[DIRECTIONS]: Wherever a line in the data below holds "JSON", copy that line.

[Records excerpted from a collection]

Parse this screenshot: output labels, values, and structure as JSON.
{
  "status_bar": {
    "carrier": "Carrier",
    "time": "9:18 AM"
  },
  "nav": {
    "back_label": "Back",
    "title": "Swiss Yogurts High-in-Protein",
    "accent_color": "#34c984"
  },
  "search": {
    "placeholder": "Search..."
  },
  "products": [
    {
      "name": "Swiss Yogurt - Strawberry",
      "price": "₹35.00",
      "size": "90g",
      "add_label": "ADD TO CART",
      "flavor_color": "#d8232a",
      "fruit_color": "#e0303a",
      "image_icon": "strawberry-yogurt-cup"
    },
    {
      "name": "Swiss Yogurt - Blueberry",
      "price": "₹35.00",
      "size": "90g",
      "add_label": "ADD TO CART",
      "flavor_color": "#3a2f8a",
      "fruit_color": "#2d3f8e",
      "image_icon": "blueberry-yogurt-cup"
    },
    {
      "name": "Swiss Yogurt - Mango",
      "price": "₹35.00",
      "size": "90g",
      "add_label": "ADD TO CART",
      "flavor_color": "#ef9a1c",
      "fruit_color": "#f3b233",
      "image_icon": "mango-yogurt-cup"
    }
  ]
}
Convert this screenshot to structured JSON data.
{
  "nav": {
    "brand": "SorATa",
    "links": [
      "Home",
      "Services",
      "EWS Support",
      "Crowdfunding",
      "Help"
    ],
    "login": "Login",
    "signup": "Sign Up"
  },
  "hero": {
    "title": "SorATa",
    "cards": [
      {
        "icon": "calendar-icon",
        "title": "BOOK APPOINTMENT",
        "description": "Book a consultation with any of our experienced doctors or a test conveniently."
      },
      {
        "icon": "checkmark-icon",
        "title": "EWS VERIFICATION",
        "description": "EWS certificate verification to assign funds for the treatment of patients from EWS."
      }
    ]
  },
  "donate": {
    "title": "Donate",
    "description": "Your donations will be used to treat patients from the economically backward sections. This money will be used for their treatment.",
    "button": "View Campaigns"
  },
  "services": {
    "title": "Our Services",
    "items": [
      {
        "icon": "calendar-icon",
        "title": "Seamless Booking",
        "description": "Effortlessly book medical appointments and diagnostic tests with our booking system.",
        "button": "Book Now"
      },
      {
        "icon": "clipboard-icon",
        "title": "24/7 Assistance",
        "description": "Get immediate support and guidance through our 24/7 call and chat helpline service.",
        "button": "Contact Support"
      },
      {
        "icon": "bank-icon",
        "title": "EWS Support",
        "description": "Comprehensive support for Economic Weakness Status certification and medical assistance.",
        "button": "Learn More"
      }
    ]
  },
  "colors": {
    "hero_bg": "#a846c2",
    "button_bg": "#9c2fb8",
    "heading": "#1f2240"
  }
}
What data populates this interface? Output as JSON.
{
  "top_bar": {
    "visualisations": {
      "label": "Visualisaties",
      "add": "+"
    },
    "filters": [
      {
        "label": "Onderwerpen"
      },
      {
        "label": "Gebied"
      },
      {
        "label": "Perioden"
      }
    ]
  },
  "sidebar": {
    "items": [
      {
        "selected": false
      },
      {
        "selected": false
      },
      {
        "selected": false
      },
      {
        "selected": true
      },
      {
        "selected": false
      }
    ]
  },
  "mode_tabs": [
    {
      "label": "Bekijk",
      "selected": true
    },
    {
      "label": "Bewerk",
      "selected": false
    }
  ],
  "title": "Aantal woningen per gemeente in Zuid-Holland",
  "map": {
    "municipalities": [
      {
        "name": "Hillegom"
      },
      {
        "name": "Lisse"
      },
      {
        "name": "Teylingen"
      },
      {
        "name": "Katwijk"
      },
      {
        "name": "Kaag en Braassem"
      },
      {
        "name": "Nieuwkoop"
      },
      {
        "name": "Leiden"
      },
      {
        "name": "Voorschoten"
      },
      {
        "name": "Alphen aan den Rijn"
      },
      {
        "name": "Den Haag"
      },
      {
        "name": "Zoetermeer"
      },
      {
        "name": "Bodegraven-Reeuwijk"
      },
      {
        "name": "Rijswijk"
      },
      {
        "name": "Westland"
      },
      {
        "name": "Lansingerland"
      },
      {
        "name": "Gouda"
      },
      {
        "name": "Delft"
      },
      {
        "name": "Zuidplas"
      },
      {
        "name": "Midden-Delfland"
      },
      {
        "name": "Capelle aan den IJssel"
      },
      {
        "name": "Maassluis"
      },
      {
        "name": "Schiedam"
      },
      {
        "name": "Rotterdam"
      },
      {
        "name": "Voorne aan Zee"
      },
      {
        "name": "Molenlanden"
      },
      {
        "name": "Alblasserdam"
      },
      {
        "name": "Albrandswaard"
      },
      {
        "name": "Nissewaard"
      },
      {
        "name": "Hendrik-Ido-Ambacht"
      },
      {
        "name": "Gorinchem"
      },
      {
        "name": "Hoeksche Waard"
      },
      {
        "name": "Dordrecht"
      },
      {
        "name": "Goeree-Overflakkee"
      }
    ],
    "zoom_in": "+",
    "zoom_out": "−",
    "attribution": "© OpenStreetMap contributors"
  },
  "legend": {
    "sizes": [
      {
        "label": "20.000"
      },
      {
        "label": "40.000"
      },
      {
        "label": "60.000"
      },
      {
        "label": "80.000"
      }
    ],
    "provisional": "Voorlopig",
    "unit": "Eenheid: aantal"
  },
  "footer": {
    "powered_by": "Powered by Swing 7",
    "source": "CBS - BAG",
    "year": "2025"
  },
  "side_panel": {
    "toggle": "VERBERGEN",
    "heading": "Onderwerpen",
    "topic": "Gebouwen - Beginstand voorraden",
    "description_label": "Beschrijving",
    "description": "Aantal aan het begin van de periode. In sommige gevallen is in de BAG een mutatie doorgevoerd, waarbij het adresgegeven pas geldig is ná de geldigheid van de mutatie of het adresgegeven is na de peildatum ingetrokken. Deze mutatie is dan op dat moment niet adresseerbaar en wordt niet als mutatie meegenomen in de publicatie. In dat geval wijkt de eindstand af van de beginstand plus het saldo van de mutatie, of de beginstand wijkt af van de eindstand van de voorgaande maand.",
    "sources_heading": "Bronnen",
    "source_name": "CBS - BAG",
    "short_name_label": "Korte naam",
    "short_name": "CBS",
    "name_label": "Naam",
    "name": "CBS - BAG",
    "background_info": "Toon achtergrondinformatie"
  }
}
...
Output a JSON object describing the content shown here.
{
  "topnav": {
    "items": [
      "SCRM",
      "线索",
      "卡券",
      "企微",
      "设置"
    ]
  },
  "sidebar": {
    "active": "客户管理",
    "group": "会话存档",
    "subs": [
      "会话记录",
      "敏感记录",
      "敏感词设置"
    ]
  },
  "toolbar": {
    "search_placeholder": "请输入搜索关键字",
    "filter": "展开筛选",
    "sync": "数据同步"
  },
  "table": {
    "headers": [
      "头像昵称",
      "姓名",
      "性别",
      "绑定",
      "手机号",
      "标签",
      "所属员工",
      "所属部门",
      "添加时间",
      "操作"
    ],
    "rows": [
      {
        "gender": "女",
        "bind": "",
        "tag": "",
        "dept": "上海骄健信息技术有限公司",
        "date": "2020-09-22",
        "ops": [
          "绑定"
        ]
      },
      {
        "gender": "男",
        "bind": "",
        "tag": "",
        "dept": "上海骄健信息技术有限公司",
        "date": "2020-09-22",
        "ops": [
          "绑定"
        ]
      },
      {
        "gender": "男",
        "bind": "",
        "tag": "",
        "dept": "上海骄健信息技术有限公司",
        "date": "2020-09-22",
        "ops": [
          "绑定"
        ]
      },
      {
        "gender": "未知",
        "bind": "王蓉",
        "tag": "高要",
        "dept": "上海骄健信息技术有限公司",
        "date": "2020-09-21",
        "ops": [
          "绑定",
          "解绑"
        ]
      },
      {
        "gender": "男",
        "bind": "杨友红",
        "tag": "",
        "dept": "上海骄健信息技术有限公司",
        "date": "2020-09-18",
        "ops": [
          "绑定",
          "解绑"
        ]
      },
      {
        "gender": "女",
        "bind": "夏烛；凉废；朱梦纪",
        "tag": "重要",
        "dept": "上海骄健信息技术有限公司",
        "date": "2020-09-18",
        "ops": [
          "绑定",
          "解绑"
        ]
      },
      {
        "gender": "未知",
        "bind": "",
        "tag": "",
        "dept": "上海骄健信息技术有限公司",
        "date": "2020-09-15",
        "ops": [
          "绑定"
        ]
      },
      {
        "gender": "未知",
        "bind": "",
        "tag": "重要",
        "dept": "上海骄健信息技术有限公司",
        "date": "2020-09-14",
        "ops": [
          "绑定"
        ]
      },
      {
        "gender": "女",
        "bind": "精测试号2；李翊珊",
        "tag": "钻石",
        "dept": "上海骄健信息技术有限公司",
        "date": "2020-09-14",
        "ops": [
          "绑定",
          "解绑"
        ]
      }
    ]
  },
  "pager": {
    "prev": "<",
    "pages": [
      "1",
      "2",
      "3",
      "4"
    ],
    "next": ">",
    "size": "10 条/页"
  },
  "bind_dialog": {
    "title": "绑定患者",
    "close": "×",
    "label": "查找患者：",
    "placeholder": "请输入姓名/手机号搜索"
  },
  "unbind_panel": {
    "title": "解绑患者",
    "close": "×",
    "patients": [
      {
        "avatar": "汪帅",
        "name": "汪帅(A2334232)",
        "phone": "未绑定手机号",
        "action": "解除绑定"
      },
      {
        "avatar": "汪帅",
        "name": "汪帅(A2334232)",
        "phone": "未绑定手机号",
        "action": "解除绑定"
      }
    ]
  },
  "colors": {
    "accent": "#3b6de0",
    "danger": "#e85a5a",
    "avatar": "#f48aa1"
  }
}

[ANSWER FOR THE TASK]:
Parse this screenshot: output labels, values, and structure as JSON.
Convert this screenshot to structured JSON data.
What data populates this interface? Output as JSON.
Output a JSON object describing the content shown here.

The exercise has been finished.